*Stated goal*.
Output all of the records exactly as written.

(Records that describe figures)
— Start —
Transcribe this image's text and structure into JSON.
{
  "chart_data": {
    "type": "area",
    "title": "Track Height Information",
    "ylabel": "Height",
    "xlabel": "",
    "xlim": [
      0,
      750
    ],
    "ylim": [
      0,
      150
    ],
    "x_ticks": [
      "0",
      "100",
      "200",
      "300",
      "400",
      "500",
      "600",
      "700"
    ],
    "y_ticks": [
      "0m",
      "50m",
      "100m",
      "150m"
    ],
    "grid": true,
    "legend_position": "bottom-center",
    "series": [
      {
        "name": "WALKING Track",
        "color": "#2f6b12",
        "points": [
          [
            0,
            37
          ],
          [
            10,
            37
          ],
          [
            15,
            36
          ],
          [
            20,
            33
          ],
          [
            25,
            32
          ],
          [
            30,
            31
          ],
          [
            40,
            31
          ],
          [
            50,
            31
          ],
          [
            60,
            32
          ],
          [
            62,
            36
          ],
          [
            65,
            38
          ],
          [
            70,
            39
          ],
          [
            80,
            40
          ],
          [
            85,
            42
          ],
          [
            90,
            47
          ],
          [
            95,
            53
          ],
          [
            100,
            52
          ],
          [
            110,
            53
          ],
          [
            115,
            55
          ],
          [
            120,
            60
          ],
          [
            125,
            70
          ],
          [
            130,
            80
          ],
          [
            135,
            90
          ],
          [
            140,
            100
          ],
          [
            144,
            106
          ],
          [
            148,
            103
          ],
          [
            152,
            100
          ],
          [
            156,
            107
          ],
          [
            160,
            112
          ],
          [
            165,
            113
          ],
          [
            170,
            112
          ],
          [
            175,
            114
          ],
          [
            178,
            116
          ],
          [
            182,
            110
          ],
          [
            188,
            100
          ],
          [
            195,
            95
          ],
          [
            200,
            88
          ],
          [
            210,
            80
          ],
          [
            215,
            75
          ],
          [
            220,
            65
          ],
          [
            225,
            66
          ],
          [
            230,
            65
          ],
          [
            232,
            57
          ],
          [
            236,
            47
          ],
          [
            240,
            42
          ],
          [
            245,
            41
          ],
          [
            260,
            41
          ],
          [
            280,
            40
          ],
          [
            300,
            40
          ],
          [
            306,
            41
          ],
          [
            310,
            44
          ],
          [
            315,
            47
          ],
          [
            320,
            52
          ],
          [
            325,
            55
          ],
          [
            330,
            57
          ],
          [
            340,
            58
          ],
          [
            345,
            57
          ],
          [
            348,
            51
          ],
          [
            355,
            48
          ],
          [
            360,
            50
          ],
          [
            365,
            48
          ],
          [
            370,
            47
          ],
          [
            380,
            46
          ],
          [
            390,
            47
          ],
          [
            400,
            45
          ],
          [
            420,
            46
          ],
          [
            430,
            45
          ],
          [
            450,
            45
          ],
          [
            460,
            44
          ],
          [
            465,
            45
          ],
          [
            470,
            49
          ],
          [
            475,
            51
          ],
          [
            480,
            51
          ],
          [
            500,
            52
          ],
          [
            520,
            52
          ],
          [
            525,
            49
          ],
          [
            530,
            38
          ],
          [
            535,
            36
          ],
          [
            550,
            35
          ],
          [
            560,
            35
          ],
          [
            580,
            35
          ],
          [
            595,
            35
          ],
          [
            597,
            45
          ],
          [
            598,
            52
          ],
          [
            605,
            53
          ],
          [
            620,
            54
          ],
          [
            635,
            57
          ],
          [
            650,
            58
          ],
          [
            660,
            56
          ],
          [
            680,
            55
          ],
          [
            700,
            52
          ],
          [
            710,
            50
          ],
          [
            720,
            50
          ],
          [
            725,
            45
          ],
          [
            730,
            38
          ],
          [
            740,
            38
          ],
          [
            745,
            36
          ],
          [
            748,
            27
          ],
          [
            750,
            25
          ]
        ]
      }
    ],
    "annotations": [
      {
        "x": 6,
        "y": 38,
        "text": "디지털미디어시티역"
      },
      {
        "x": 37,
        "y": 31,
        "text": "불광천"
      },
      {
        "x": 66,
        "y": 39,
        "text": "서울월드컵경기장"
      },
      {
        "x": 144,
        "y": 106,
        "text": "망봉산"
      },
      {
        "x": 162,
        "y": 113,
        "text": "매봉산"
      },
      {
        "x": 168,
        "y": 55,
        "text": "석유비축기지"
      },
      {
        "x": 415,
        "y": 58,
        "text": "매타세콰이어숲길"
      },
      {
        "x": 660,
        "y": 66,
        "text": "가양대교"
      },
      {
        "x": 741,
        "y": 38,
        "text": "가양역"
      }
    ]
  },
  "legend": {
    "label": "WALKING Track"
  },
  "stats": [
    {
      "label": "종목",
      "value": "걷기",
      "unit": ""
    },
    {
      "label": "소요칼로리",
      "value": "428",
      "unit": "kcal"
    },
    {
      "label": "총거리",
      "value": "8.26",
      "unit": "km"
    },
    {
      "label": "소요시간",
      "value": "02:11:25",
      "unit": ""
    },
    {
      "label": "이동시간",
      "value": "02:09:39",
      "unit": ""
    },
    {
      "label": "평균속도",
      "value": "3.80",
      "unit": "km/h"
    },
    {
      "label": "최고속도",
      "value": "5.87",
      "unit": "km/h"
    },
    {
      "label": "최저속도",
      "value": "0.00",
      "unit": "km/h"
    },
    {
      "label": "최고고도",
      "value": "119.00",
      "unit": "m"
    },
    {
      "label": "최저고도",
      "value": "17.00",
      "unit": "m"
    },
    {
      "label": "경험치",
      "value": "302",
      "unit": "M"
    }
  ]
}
— End —
*Complete answer*.
Transcribe this image's text and structure into JSON.
{
  "chart_data": {
    "type": "area",
    "title": "Track Height Information",
    "ylabel": "Height",
    "xlabel": "",
    "xlim": [
      0,
      750
    ],
    "ylim": [
      0,
      150
    ],
    "x_ticks": [
      "0",
      "100",
      "200",
      "300",
      "400",
      "500",
      "600",
      "700"
    ],
    "y_ticks": [
      "0m",
      "50m",
      "100m",
      "150m"
    ],
    "grid": true,
    "legend_position": "bottom-center",
    "series": [
      {
        "name": "WALKING Track",
        "color": "#2f6b12",
        "points": [
          [
            0,
            37
          ],
          [
            10,
            37
          ],
          [
            15,
            36
          ],
          [
            20,
            33
          ],
          [
            25,
            32
          ],
          [
            30,
            31
          ],
          [
            40,
            31
          ],
          [
            50,
            31
          ],
          [
            60,
            32
          ],
          [
            62,
            36
          ],
          [
            65,
            38
          ],
          [
            70,
            39
          ],
          [
            80,
            40
          ],
          [
            85,
            42
          ],
          [
            90,
            47
          ],
          [
            95,
            53
          ],
          [
            100,
            52
          ],
          [
            110,
            53
          ],
          [
            115,
            55
          ],
          [
            120,
            60
          ],
          [
            125,
            70
          ],
          [
            130,
            80
          ],
          [
            135,
            90
          ],
          [
            140,
            100
          ],
          [
            144,
            106
          ],
          [
            148,
            103
          ],
          [
            152,
            100
          ],
          [
            156,
            107
          ],
          [
            160,
            112
          ],
          [
            165,
            113
          ],
          [
            170,
            112
          ],
          [
            175,
            114
          ],
          [
            178,
            116
          ],
          [
            182,
            110
          ],
          [
            188,
            100
          ],
          [
            195,
            95
          ],
          [
            200,
            88
          ],
          [
            210,
            80
          ],
          [
            215,
            75
          ],
          [
            220,
            65
          ],
          [
            225,
            66
          ],
          [
            230,
            65
          ],
          [
            232,
            57
          ],
          [
            236,
            47
          ],
          [
            240,
            42
          ],
          [
            245,
            41
          ],
          [
            260,
            41
          ],
          [
            280,
            40
          ],
          [
            300,
            40
          ],
          [
            306,
            41
          ],
          [
            310,
            44
          ],
          [
            315,
            47
          ],
          [
            320,
            52
          ],
          [
            325,
            55
          ],
          [
            330,
            57
          ],
          [
            340,
            58
          ],
          [
            345,
            57
          ],
          [
            348,
            51
          ],
          [
            355,
            48
          ],
          [
            360,
            50
          ],
          [
            365,
            48
          ],
          [
            370,
            47
          ],
          [
            380,
            46
          ],
          [
            390,
            47
          ],
          [
            400,
            45
          ],
          [
            420,
            46
          ],
          [
            430,
            45
          ],
          [
            450,
            45
          ],
          [
            460,
            44
          ],
          [
            465,
            45
          ],
          [
            470,
            49
          ],
          [
            475,
            51
          ],
          [
            480,
            51
          ],
          [
            500,
            52
          ],
          [
            520,
            52
          ],
          [
            525,
            49
          ],
          [
            530,
            38
          ],
          [
            535,
            36
          ],
          [
            550,
            35
          ],
          [
            560,
            35
          ],
          [
            580,
            35
          ],
          [
            595,
            35
          ],
          [
            597,
            45
          ],
          [
            598,
            52
          ],
          [
            605,
            53
          ],
          [
            620,
            54
          ],
          [
            635,
            57
          ],
          [
            650,
            58
          ],
          [
            660,
            56
          ],
          [
            680,
            55
          ],
          [
            700,
            52
          ],
          [
            710,
            50
          ],
          [
            720,
            50
          ],
          [
            725,
            45
          ],
          [
            730,
            38
          ],
          [
            740,
            38
          ],
          [
            745,
            36
          ],
          [
            748,
            27
          ],
          [
            750,
            25
          ]
        ]
      }
    ],
    "annotations": [
      {
        "x": 6,
        "y": 38,
        "text": "디지털미디어시티역"
      },
      {
        "x": 37,
        "y": 31,
        "text": "불광천"
      },
      {
        "x": 66,
        "y": 39,
        "text": "서울월드컵경기장"
      },
      {
        "x": 144,
        "y": 106,
        "text": "망봉산"
      },
      {
        "x": 162,
        "y": 113,
        "text": "매봉산"
      },
      {
        "x": 168,
        "y": 55,
        "text": "석유비축기지"
      },
      {
        "x": 415,
        "y": 58,
        "text": "매타세콰이어숲길"
      },
      {
        "x": 660,
        "y": 66,
        "text": "가양대교"
      },
      {
        "x": 741,
        "y": 38,
        "text": "가양역"
      }
    ]
  },
  "legend": {
    "label": "WALKING Track"
  },
  "stats": [
    {
      "label": "종목",
      "value": "걷기",
      "unit": ""
    },
    {
      "label": "소요칼로리",
      "value": "428",
      "unit": "kcal"
    },
    {
      "label": "총거리",
      "value": "8.26",
      "unit": "km"
    },
    {
      "label": "소요시간",
      "value": "02:11:25",
      "unit": ""
    },
    {
      "label": "이동시간",
      "value": "02:09:39",
      "unit": ""
    },
    {
      "label": "평균속도",
      "value": "3.80",
      "unit": "km/h"
    },
    {
      "label": "최고속도",
      "value": "5.87",
      "unit": "km/h"
    },
    {
      "label": "최저속도",
      "value": "0.00",
      "unit": "km/h"
    },
    {
      "label": "최고고도",
      "value": "119.00",
      "unit": "m"
    },
    {
      "label": "최저고도",
      "value": "17.00",
      "unit": "m"
    },
    {
      "label": "경험치",
      "value": "302",
      "unit": "M"
    }
  ]
}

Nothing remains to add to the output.